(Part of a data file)
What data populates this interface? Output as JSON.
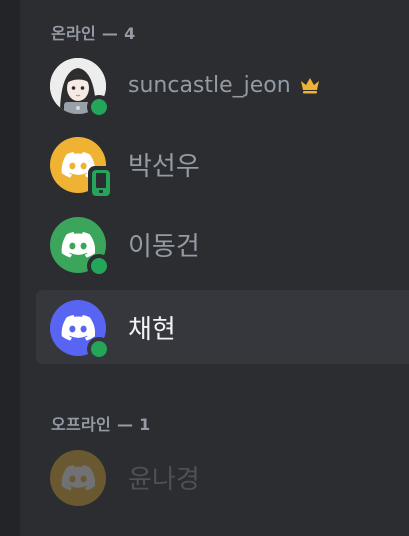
{
  "online_header": "온라인 — 4",
  "offline_header": "오프라인 — 1",
  "colors": {
    "background": "#2b2d31",
    "online": "#23a55a",
    "crown": "#f0b232",
    "active_row": "#35373c"
  },
  "members": [
    {
      "name": "suncastle_jeon",
      "status": "online",
      "owner": true,
      "avatar": "custom-portrait",
      "avatar_color": "#e8e8e8"
    },
    {
      "name": "박선우",
      "status": "online-mobile",
      "owner": false,
      "avatar": "discord-logo",
      "avatar_color": "#f0b232"
    },
    {
      "name": "이동건",
      "status": "online",
      "owner": false,
      "avatar": "discord-logo",
      "avatar_color": "#3ba55c"
    },
    {
      "name": "채현",
      "status": "online",
      "owner": false,
      "avatar": "discord-logo",
      "avatar_color": "#5865f2",
      "selected": true
    },
    {
      "name": "윤나경",
      "status": "offline",
      "owner": false,
      "avatar": "discord-logo",
      "avatar_color": "#f0b232"
    }
  ]
}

== TASK DESCRIPTION ==
Filter the listing for the word "name" and copy every line that holds it.

== WRITTEN ANSWER ==
      "name": "suncastle_jeon",
      "name": "박선우",
      "name": "이동건",
      "name": "채현",
      "name": "윤나경",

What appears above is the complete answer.